::: Material supplied

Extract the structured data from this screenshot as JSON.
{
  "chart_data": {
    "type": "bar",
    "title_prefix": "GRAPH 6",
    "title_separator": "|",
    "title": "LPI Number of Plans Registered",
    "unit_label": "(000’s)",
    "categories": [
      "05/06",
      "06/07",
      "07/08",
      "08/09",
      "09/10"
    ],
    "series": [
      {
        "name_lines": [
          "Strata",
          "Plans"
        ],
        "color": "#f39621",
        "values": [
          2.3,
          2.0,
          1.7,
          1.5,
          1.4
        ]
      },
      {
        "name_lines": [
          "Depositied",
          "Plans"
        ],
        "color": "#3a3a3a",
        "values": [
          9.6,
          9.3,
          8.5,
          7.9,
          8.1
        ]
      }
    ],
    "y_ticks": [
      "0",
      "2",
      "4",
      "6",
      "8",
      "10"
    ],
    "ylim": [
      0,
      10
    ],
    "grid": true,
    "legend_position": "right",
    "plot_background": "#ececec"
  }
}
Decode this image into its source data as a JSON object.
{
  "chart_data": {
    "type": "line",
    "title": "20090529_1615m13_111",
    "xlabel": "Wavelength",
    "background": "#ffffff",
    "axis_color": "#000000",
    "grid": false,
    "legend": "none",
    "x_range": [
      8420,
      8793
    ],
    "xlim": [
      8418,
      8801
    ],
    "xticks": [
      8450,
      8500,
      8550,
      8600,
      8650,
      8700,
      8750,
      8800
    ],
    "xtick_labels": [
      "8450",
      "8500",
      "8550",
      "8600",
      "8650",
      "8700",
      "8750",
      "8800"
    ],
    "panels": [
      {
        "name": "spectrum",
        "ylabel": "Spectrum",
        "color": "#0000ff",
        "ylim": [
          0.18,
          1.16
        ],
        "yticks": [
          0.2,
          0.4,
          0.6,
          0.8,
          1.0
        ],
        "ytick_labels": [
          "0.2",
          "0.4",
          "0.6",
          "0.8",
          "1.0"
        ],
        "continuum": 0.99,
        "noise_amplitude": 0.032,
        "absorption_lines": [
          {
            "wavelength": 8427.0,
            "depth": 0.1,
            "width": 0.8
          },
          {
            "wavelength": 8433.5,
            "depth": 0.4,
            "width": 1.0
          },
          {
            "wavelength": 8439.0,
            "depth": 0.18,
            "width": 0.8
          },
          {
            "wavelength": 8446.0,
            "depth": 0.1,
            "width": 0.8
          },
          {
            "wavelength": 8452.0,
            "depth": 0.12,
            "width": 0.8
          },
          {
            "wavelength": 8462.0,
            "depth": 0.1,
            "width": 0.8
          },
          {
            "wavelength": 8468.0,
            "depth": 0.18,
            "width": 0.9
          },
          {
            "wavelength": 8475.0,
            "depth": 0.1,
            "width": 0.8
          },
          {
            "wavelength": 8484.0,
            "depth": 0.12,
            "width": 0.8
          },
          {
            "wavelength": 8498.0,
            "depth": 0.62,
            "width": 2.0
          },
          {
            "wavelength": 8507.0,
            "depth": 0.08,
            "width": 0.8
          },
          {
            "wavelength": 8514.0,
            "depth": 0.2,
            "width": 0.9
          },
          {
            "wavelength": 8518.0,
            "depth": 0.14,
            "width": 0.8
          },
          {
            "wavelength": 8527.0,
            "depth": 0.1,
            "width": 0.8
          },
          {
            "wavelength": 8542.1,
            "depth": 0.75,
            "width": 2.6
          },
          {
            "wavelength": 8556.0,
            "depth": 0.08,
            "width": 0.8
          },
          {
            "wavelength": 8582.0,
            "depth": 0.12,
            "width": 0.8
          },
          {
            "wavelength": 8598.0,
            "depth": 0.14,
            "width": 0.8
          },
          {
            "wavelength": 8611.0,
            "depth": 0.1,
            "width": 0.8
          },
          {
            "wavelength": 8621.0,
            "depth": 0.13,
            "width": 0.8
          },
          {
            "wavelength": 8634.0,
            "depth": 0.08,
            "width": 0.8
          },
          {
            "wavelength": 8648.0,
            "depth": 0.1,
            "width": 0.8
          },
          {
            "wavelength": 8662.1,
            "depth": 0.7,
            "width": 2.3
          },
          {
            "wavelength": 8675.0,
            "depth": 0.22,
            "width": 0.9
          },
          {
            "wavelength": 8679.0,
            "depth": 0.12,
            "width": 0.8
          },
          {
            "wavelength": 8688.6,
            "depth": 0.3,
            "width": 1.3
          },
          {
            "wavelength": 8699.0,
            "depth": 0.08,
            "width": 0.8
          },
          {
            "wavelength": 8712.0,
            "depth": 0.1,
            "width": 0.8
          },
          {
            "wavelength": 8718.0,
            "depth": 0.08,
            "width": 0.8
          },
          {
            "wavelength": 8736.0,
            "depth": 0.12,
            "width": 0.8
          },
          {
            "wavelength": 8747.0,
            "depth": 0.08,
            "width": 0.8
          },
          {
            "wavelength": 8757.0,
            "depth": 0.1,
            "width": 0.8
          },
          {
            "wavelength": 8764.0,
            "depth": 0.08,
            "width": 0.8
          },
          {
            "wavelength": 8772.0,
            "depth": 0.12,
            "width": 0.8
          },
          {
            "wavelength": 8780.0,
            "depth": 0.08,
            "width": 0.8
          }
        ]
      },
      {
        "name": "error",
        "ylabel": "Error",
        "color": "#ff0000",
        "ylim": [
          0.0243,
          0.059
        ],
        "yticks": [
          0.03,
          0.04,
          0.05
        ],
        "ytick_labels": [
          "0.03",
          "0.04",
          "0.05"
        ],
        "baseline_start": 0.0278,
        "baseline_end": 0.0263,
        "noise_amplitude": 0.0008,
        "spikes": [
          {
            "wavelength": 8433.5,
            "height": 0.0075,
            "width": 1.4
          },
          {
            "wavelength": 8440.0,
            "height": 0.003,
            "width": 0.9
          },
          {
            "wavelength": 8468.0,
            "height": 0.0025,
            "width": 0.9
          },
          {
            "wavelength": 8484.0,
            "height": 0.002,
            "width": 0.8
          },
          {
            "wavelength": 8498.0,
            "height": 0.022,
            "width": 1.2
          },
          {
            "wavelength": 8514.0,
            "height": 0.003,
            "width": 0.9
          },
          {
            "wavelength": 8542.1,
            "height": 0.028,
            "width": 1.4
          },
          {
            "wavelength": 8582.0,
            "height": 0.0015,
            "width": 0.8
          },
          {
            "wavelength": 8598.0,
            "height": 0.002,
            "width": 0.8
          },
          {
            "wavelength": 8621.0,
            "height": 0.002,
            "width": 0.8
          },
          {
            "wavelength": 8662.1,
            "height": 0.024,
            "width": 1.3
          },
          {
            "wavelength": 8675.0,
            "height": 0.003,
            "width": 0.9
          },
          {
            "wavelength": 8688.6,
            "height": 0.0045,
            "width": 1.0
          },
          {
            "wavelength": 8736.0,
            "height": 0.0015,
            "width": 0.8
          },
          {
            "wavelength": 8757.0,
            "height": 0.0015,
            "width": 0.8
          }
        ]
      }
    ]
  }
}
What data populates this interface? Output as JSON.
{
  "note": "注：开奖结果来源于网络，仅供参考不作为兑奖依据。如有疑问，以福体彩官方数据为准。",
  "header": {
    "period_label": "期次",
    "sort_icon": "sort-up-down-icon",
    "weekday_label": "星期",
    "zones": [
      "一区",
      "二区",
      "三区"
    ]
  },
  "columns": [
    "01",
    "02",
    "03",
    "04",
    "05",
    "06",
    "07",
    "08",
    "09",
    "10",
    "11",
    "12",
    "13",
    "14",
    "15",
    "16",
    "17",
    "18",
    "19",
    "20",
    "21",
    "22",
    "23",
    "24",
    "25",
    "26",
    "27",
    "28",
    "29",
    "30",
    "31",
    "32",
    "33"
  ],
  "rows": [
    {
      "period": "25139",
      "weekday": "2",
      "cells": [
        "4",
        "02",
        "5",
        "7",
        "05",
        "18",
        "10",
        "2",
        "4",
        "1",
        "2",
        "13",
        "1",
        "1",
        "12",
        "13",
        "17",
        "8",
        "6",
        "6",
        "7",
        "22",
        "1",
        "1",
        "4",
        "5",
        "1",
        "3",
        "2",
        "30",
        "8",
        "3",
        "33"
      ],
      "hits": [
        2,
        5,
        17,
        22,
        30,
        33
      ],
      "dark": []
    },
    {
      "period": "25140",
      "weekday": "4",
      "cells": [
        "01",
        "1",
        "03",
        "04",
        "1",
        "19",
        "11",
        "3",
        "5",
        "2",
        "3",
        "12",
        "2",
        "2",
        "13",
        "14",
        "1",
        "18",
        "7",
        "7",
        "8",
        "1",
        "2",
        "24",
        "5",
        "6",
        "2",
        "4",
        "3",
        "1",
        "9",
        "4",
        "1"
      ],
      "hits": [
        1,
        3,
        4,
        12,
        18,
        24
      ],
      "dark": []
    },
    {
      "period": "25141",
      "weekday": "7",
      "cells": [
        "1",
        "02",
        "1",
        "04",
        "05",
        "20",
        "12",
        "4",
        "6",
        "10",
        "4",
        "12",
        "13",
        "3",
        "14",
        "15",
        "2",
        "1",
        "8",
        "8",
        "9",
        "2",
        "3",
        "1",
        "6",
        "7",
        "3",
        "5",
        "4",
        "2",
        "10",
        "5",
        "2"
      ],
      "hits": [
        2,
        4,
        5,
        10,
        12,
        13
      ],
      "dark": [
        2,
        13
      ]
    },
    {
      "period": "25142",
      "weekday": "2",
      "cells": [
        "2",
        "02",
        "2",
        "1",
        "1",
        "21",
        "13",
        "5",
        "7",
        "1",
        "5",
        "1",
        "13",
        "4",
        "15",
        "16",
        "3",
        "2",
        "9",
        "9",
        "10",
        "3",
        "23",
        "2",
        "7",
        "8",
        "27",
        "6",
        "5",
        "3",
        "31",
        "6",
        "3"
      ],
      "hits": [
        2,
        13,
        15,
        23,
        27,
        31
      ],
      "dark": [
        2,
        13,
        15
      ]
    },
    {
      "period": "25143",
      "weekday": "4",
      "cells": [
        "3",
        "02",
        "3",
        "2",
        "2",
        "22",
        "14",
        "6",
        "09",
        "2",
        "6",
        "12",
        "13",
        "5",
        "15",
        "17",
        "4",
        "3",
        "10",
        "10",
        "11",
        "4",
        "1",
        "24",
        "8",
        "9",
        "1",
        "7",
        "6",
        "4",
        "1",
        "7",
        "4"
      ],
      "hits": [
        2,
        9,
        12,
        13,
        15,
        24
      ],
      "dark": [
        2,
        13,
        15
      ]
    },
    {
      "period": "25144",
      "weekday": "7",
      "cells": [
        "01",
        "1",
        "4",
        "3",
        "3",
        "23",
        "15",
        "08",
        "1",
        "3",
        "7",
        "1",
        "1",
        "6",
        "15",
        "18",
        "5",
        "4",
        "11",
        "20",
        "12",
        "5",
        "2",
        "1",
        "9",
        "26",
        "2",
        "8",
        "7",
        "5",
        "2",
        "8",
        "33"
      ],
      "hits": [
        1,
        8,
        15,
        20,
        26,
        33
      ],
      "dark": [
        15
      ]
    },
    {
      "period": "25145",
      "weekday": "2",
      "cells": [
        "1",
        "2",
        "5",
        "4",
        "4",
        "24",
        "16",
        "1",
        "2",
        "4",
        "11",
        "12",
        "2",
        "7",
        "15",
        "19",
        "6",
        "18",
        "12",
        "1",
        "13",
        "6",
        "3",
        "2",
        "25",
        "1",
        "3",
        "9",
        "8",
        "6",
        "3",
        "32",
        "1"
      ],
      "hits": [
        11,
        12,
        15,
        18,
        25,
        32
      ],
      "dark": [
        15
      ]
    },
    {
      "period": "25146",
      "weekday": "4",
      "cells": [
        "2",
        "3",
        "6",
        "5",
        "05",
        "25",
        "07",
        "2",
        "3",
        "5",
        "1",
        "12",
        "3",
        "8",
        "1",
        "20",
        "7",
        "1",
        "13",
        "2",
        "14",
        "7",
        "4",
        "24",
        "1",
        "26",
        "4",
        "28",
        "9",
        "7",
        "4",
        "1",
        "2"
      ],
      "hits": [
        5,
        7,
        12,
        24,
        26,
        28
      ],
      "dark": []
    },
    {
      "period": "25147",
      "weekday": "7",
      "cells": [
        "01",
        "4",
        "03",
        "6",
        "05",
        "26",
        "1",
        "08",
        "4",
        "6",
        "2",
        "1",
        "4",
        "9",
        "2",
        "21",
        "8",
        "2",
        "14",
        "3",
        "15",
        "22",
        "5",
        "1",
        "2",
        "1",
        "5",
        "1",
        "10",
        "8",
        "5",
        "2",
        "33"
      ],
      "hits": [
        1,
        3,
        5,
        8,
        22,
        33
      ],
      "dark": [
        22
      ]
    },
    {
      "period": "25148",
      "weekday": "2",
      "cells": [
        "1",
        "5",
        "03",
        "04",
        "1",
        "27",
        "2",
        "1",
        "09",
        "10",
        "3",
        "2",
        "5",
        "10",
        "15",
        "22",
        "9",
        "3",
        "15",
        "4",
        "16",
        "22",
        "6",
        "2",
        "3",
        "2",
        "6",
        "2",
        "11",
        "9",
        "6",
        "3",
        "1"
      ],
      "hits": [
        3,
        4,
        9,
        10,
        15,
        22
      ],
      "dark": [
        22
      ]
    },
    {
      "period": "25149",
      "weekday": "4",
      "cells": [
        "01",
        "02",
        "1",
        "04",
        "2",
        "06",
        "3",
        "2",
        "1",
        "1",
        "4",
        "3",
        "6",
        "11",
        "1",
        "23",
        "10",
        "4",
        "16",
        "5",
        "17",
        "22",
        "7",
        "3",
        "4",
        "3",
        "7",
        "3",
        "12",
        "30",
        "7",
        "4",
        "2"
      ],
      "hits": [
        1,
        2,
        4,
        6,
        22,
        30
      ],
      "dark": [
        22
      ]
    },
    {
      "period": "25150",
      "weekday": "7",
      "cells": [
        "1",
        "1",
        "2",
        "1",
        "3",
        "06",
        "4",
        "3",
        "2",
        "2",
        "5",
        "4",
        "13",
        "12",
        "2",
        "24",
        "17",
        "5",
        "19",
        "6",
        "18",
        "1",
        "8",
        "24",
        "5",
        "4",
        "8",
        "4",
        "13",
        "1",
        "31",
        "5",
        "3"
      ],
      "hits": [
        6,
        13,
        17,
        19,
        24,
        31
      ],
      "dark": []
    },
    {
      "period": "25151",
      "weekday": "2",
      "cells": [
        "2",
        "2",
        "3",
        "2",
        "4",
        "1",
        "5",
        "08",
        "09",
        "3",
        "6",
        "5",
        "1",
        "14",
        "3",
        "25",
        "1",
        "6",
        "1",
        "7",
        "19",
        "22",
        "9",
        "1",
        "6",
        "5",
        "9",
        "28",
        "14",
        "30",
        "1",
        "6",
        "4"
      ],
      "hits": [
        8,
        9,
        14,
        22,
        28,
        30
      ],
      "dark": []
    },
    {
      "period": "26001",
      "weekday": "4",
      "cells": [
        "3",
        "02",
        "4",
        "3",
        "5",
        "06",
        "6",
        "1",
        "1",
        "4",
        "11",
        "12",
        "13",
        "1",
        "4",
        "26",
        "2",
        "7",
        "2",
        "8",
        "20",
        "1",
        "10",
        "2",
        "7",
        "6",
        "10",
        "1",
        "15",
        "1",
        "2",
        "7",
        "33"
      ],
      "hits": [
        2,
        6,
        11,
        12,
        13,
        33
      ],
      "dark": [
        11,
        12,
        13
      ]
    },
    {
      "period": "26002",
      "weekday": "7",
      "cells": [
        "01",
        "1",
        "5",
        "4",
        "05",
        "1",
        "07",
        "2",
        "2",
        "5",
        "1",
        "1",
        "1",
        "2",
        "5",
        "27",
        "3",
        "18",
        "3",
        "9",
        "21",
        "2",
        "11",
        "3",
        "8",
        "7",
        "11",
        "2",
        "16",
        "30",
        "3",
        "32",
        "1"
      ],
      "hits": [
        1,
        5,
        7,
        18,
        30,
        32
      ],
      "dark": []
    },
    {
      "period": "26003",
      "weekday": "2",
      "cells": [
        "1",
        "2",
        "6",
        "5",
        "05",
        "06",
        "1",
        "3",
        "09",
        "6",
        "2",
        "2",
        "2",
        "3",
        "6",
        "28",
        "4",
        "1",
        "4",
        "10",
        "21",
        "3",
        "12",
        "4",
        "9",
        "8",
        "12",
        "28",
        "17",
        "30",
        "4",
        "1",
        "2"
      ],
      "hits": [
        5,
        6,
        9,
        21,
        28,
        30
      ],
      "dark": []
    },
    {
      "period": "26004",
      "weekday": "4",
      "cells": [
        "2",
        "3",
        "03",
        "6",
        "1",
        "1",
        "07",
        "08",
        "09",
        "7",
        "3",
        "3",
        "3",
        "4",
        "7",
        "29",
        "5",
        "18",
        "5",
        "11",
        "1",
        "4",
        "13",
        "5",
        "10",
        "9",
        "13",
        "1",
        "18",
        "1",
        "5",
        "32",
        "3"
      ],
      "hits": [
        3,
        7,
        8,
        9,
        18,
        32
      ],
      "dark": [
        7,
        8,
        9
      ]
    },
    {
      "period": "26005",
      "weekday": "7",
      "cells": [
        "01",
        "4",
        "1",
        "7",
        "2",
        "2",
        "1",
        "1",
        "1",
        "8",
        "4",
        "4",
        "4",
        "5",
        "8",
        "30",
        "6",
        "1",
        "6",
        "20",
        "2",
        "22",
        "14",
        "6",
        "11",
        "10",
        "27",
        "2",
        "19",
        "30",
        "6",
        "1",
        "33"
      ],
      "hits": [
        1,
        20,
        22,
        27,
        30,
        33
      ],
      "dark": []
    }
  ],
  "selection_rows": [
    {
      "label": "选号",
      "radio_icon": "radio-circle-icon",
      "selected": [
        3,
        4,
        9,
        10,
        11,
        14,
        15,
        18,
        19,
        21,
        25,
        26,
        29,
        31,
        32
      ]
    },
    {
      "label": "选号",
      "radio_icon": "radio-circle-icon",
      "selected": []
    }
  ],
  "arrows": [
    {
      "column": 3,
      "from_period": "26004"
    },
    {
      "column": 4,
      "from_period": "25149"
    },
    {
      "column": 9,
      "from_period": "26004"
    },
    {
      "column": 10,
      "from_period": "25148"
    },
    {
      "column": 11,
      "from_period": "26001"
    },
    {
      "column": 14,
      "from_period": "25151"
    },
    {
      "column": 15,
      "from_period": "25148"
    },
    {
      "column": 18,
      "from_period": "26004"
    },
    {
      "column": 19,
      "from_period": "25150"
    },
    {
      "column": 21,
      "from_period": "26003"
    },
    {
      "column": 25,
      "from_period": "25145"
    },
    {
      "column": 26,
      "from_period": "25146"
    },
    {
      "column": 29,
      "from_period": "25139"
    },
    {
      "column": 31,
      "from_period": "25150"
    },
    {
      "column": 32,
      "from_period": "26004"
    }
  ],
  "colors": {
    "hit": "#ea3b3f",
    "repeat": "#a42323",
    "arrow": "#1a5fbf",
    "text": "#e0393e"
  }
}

::::::

Task to carry out >> Determine the number of lines in the data that contain "this" as a word or string, and state only that number.

Exercise answer >> 3